# [Exercise task]
Each line below should be reproduced without any alteration.

Extracts from a graphics dataset:
# # # #

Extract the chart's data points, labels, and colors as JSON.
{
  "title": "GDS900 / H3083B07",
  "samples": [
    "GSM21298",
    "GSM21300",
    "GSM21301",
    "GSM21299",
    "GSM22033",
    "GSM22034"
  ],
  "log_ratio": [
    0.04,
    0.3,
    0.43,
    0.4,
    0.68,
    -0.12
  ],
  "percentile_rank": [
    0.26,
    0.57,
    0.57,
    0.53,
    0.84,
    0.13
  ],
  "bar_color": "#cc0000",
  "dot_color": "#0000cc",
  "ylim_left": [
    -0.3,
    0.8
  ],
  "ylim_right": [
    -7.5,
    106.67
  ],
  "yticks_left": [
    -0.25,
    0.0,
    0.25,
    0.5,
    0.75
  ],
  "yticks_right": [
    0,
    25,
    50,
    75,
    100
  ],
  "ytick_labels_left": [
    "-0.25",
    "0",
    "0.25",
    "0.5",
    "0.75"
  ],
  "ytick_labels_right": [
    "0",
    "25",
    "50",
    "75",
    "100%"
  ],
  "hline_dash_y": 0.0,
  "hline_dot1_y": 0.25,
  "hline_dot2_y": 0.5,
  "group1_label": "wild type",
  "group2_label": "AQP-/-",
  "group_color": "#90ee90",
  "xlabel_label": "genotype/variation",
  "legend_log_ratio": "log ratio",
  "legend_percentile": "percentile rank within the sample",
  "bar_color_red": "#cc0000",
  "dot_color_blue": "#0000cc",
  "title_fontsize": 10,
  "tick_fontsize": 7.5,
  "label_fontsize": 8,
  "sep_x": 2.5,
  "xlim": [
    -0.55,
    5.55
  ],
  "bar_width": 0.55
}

# # # #

# [Response]
Extract the chart's data points, labels, and colors as JSON.
{
  "title": "GDS900 / H3083B07",
  "samples": [
    "GSM21298",
    "GSM21300",
    "GSM21301",
    "GSM21299",
    "GSM22033",
    "GSM22034"
  ],
  "log_ratio": [
    0.04,
    0.3,
    0.43,
    0.4,
    0.68,
    -0.12
  ],
  "percentile_rank": [
    0.26,
    0.57,
    0.57,
    0.53,
    0.84,
    0.13
  ],
  "bar_color": "#cc0000",
  "dot_color": "#0000cc",
  "ylim_left": [
    -0.3,
    0.8
  ],
  "ylim_right": [
    -7.5,
    106.67
  ],
  "yticks_left": [
    -0.25,
    0.0,
    0.25,
    0.5,
    0.75
  ],
  "yticks_right": [
    0,
    25,
    50,
    75,
    100
  ],
  "ytick_labels_left": [
    "-0.25",
    "0",
    "0.25",
    "0.5",
    "0.75"
  ],
  "ytick_labels_right": [
    "0",
    "25",
    "50",
    "75",
    "100%"
  ],
  "hline_dash_y": 0.0,
  "hline_dot1_y": 0.25,
  "hline_dot2_y": 0.5,
  "group1_label": "wild type",
  "group2_label": "AQP-/-",
  "group_color": "#90ee90",
  "xlabel_label": "genotype/variation",
  "legend_log_ratio": "log ratio",
  "legend_percentile": "percentile rank within the sample",
  "bar_color_red": "#cc0000",
  "dot_color_blue": "#0000cc",
  "title_fontsize": 10,
  "tick_fontsize": 7.5,
  "label_fontsize": 8,
  "sep_x": 2.5,
  "xlim": [
    -0.55,
    5.55
  ],
  "bar_width": 0.55
}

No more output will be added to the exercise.